* [Information given]:
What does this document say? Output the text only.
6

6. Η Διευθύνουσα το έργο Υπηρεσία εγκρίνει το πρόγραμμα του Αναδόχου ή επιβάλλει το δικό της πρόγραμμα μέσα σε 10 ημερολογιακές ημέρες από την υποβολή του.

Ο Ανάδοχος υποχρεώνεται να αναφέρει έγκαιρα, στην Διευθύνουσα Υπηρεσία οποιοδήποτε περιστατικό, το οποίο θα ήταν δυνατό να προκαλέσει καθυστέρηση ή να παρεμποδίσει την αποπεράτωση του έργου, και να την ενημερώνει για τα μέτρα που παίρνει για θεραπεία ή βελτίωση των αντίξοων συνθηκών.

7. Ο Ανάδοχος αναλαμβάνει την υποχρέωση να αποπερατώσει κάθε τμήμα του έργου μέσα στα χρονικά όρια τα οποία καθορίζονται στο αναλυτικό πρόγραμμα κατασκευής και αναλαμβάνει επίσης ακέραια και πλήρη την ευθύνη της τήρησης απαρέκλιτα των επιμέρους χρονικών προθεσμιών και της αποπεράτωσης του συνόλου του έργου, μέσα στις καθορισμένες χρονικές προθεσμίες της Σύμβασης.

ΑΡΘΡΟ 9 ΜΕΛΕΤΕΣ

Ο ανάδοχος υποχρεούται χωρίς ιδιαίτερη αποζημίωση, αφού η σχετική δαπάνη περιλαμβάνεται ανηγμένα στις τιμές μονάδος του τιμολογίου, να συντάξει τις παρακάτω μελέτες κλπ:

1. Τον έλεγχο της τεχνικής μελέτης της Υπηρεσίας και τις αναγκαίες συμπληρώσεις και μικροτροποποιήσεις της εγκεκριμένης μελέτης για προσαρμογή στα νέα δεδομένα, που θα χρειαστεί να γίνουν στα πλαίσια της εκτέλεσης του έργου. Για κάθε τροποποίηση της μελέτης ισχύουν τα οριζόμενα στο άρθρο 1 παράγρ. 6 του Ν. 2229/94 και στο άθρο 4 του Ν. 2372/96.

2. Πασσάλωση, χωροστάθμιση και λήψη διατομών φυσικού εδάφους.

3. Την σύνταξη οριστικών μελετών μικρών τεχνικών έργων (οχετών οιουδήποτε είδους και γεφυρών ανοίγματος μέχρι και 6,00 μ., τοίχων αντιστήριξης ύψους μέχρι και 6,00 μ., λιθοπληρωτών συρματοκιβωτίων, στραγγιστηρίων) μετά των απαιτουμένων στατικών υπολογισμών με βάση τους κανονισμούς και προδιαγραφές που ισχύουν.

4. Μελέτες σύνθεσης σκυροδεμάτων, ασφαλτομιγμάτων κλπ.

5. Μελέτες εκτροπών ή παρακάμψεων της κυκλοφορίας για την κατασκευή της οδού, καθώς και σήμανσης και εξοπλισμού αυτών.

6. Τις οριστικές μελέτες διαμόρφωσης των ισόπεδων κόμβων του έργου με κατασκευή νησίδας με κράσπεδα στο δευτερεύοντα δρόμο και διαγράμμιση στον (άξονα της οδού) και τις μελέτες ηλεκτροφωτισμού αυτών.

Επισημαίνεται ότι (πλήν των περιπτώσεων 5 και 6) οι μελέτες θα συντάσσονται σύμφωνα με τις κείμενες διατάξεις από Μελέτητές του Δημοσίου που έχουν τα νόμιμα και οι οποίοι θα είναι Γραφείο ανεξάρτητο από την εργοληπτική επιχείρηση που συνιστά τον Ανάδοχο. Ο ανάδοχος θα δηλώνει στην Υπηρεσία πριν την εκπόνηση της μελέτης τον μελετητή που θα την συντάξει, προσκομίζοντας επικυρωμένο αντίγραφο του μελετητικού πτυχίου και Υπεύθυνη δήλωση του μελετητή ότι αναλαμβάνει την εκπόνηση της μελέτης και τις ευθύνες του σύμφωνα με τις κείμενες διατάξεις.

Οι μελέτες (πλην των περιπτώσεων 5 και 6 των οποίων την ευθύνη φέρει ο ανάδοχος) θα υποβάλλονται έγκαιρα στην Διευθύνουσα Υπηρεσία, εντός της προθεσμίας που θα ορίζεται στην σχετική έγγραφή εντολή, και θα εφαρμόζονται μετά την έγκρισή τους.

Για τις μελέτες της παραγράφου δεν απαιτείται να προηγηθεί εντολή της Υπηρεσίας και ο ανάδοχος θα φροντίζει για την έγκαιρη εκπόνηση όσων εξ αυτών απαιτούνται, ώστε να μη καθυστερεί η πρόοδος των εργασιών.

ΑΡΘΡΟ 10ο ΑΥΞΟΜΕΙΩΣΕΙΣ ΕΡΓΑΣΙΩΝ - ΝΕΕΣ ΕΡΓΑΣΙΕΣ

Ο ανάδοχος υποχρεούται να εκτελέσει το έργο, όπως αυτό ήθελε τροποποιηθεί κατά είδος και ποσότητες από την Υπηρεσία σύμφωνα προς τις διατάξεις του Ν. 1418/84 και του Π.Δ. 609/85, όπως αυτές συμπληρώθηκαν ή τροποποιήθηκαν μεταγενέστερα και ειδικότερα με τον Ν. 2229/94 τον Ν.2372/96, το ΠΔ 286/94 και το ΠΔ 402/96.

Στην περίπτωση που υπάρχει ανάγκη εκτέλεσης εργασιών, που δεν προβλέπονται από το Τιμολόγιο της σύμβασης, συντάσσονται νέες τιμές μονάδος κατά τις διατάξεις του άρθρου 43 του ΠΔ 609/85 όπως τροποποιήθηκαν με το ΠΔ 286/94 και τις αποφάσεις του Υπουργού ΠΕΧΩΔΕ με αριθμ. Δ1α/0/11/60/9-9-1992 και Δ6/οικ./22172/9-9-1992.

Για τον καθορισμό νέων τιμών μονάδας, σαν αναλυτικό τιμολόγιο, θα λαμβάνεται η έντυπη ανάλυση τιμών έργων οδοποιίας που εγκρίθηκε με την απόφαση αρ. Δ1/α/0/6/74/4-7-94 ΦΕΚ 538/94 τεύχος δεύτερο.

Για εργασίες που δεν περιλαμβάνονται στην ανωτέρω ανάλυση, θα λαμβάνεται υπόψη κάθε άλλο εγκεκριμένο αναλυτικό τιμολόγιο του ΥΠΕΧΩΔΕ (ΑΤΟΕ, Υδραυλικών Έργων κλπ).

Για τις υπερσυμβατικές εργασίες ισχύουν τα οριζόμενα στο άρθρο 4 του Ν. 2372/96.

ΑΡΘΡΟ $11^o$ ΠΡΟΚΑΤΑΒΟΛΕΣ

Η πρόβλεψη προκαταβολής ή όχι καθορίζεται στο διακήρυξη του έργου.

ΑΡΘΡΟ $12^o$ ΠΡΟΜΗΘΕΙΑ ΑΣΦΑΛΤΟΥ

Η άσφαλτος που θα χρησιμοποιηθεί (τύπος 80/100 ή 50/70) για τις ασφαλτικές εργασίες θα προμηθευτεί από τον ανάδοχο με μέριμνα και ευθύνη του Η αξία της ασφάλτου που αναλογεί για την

* [Task goal]:
Would you restate each of the entries word for word?

* [Worked solution]:
What does this document say? Output the text only.
6

6. Η Διευθύνουσα το έργο Υπηρεσία εγκρίνει το πρόγραμμα του Αναδόχου ή επιβάλλει το δικό της πρόγραμμα μέσα σε 10 ημερολογιακές ημέρες από την υποβολή του.

Ο Ανάδοχος υποχρεώνεται να αναφέρει έγκαιρα, στην Διευθύνουσα Υπηρεσία οποιοδήποτε περιστατικό, το οποίο θα ήταν δυνατό να προκαλέσει καθυστέρηση ή να παρεμποδίσει την αποπεράτωση του έργου, και να την ενημερώνει για τα μέτρα που παίρνει για θεραπεία ή βελτίωση των αντίξοων συνθηκών.

7. Ο Ανάδοχος αναλαμβάνει την υποχρέωση να αποπερατώσει κάθε τμήμα του έργου μέσα στα χρονικά όρια τα οποία καθορίζονται στο αναλυτικό πρόγραμμα κατασκευής και αναλαμβάνει επίσης ακέραια και πλήρη την ευθύνη της τήρησης απαρέκλιτα των επιμέρους χρονικών προθεσμιών και της αποπεράτωσης του συνόλου του έργου, μέσα στις καθορισμένες χρονικές προθεσμίες της Σύμβασης.

ΑΡΘΡΟ 9 ΜΕΛΕΤΕΣ

Ο ανάδοχος υποχρεούται χωρίς ιδιαίτερη αποζημίωση, αφού η σχετική δαπάνη περιλαμβάνεται ανηγμένα στις τιμές μονάδος του τιμολογίου, να συντάξει τις παρακάτω μελέτες κλπ:

1. Τον έλεγχο της τεχνικής μελέτης της Υπηρεσίας και τις αναγκαίες συμπληρώσεις και μικροτροποποιήσεις της εγκεκριμένης μελέτης για προσαρμογή στα νέα δεδομένα, που θα χρειαστεί να γίνουν στα πλαίσια της εκτέλεσης του έργου. Για κάθε τροποποίηση της μελέτης ισχύουν τα οριζόμενα στο άρθρο 1 παράγρ. 6 του Ν. 2229/94 και στο άθρο 4 του Ν. 2372/96.

2. Πασσάλωση, χωροστάθμιση και λήψη διατομών φυσικού εδάφους.

3. Την σύνταξη οριστικών μελετών μικρών τεχνικών έργων (οχετών οιουδήποτε είδους και γεφυρών ανοίγματος μέχρι και 6,00 μ., τοίχων αντιστήριξης ύψους μέχρι και 6,00 μ., λιθοπληρωτών συρματοκιβωτίων, στραγγιστηρίων) μετά των απαιτουμένων στατικών υπολογισμών με βάση τους κανονισμούς και προδιαγραφές που ισχύουν.

4. Μελέτες σύνθεσης σκυροδεμάτων, ασφαλτομιγμάτων κλπ.

5. Μελέτες εκτροπών ή παρακάμψεων της κυκλοφορίας για την κατασκευή της οδού, καθώς και σήμανσης και εξοπλισμού αυτών.

6. Τις οριστικές μελέτες διαμόρφωσης των ισόπεδων κόμβων του έργου με κατασκευή νησίδας με κράσπεδα στο δευτερεύοντα δρόμο και διαγράμμιση στον (άξονα της οδού) και τις μελέτες ηλεκτροφωτισμού αυτών.

Επισημαίνεται ότι (πλήν των περιπτώσεων 5 και 6) οι μελέτες θα συντάσσονται σύμφωνα με τις κείμενες διατάξεις από Μελέτητές του Δημοσίου που έχουν τα νόμιμα και οι οποίοι θα είναι Γραφείο ανεξάρτητο από την εργοληπτική επιχείρηση που συνιστά τον Ανάδοχο. Ο ανάδοχος θα δηλώνει στην Υπηρεσία πριν την εκπόνηση της μελέτης τον μελετητή που θα την συντάξει, προσκομίζοντας επικυρωμένο αντίγραφο του μελετητικού πτυχίου και Υπεύθυνη δήλωση του μελετητή ότι αναλαμβάνει την εκπόνηση της μελέτης και τις ευθύνες του σύμφωνα με τις κείμενες διατάξεις.

Οι μελέτες (πλην των περιπτώσεων 5 και 6 των οποίων την ευθύνη φέρει ο ανάδοχος) θα υποβάλλονται έγκαιρα στην Διευθύνουσα Υπηρεσία, εντός της προθεσμίας που θα ορίζεται στην σχετική έγγραφή εντολή, και θα εφαρμόζονται μετά την έγκρισή τους.

Για τις μελέτες της παραγράφου δεν απαιτείται να προηγηθεί εντολή της Υπηρεσίας και ο ανάδοχος θα φροντίζει για την έγκαιρη εκπόνηση όσων εξ αυτών απαιτούνται, ώστε να μη καθυστερεί η πρόοδος των εργασιών.

ΑΡΘΡΟ 10ο ΑΥΞΟΜΕΙΩΣΕΙΣ ΕΡΓΑΣΙΩΝ - ΝΕΕΣ ΕΡΓΑΣΙΕΣ

Ο ανάδοχος υποχρεούται να εκτελέσει το έργο, όπως αυτό ήθελε τροποποιηθεί κατά είδος και ποσότητες από την Υπηρεσία σύμφωνα προς τις διατάξεις του Ν. 1418/84 και του Π.Δ. 609/85, όπως αυτές συμπληρώθηκαν ή τροποποιήθηκαν μεταγενέστερα και ειδικότερα με τον Ν. 2229/94 τον Ν.2372/96, το ΠΔ 286/94 και το ΠΔ 402/96.

Στην περίπτωση που υπάρχει ανάγκη εκτέλεσης εργασιών, που δεν προβλέπονται από το Τιμολόγιο της σύμβασης, συντάσσονται νέες τιμές μονάδος κατά τις διατάξεις του άρθρου 43 του ΠΔ 609/85 όπως τροποποιήθηκαν με το ΠΔ 286/94 και τις αποφάσεις του Υπουργού ΠΕΧΩΔΕ με αριθμ. Δ1α/0/11/60/9-9-1992 και Δ6/οικ./22172/9-9-1992.

Για τον καθορισμό νέων τιμών μονάδας, σαν αναλυτικό τιμολόγιο, θα λαμβάνεται η έντυπη ανάλυση τιμών έργων οδοποιίας που εγκρίθηκε με την απόφαση αρ. Δ1/α/0/6/74/4-7-94 ΦΕΚ 538/94 τεύχος δεύτερο.

Για εργασίες που δεν περιλαμβάνονται στην ανωτέρω ανάλυση, θα λαμβάνεται υπόψη κάθε άλλο εγκεκριμένο αναλυτικό τιμολόγιο του ΥΠΕΧΩΔΕ (ΑΤΟΕ, Υδραυλικών Έργων κλπ).

Για τις υπερσυμβατικές εργασίες ισχύουν τα οριζόμενα στο άρθρο 4 του Ν. 2372/96.

ΑΡΘΡΟ $11^o$ ΠΡΟΚΑΤΑΒΟΛΕΣ

Η πρόβλεψη προκαταβολής ή όχι καθορίζεται στο διακήρυξη του έργου.

ΑΡΘΡΟ $12^o$ ΠΡΟΜΗΘΕΙΑ ΑΣΦΑΛΤΟΥ

Η άσφαλτος που θα χρησιμοποιηθεί (τύπος 80/100 ή 50/70) για τις ασφαλτικές εργασίες θα προμηθευτεί από τον ανάδοχο με μέριμνα και ευθύνη του Η αξία της ασφάλτου που αναλογεί για την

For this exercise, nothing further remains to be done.